### Problem requirements
Extract the entries in their exact form.

### Provided data
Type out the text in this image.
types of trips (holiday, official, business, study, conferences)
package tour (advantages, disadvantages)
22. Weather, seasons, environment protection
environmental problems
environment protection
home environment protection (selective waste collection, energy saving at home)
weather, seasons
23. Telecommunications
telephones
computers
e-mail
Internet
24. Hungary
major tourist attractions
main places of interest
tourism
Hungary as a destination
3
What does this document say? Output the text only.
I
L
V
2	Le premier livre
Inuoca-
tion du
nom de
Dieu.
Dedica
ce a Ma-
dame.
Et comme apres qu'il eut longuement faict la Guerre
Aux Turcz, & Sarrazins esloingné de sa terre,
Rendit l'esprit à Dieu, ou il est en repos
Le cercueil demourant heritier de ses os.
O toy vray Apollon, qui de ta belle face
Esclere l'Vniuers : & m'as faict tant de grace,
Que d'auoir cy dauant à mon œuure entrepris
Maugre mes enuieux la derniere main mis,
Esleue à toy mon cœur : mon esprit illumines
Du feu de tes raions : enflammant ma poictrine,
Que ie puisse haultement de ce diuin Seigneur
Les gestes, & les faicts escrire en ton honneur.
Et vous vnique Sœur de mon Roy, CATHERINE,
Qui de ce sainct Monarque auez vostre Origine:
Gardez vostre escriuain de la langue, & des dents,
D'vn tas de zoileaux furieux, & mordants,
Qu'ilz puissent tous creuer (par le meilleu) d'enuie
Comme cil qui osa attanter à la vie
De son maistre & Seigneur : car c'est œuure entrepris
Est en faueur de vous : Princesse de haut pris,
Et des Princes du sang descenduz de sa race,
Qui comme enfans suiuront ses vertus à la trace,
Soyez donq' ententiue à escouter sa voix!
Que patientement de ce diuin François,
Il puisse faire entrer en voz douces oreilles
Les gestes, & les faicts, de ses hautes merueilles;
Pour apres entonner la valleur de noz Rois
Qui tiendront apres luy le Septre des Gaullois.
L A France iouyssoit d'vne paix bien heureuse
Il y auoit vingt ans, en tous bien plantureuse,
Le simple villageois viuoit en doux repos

### Answer below
Type out the text in this image.
types of trips (holiday, official, business, study, conferences)
package tour (advantages, disadvantages)
22. Weather, seasons, environment protection
environmental problems
environment protection
home environment protection (selective waste collection, energy saving at home)
weather, seasons
23. Telecommunications
telephones
computers
e-mail
Internet
24. Hungary
major tourist attractions
main places of interest
tourism
Hungary as a destination
3
What does this document say? Output the text only.
I
L
V
2	Le premier livre
Inuoca-
tion du
nom de
Dieu.
Dedica
ce a Ma-
dame.
Et comme apres qu'il eut longuement faict la Guerre
Aux Turcz, & Sarrazins esloingné de sa terre,
Rendit l'esprit à Dieu, ou il est en repos
Le cercueil demourant heritier de ses os.
O toy vray Apollon, qui de ta belle face
Esclere l'Vniuers : & m'as faict tant de grace,
Que d'auoir cy dauant à mon œuure entrepris
Maugre mes enuieux la derniere main mis,
Esleue à toy mon cœur : mon esprit illumines
Du feu de tes raions : enflammant ma poictrine,
Que ie puisse haultement de ce diuin Seigneur
Les gestes, & les faicts escrire en ton honneur.
Et vous vnique Sœur de mon Roy, CATHERINE,
Qui de ce sainct Monarque auez vostre Origine:
Gardez vostre escriuain de la langue, & des dents,
D'vn tas de zoileaux furieux, & mordants,
Qu'ilz puissent tous creuer (par le meilleu) d'enuie
Comme cil qui osa attanter à la vie
De son maistre & Seigneur : car c'est œuure entrepris
Est en faueur de vous : Princesse de haut pris,
Et des Princes du sang descenduz de sa race,
Qui comme enfans suiuront ses vertus à la trace,
Soyez donq' ententiue à escouter sa voix!
Que patientement de ce diuin François,
Il puisse faire entrer en voz douces oreilles
Les gestes, & les faicts, de ses hautes merueilles;
Pour apres entonner la valleur de noz Rois
Qui tiendront apres luy le Septre des Gaullois.
L A France iouyssoit d'vne paix bien heureuse
Il y auoit vingt ans, en tous bien plantureuse,
Le simple villageois viuoit en doux repos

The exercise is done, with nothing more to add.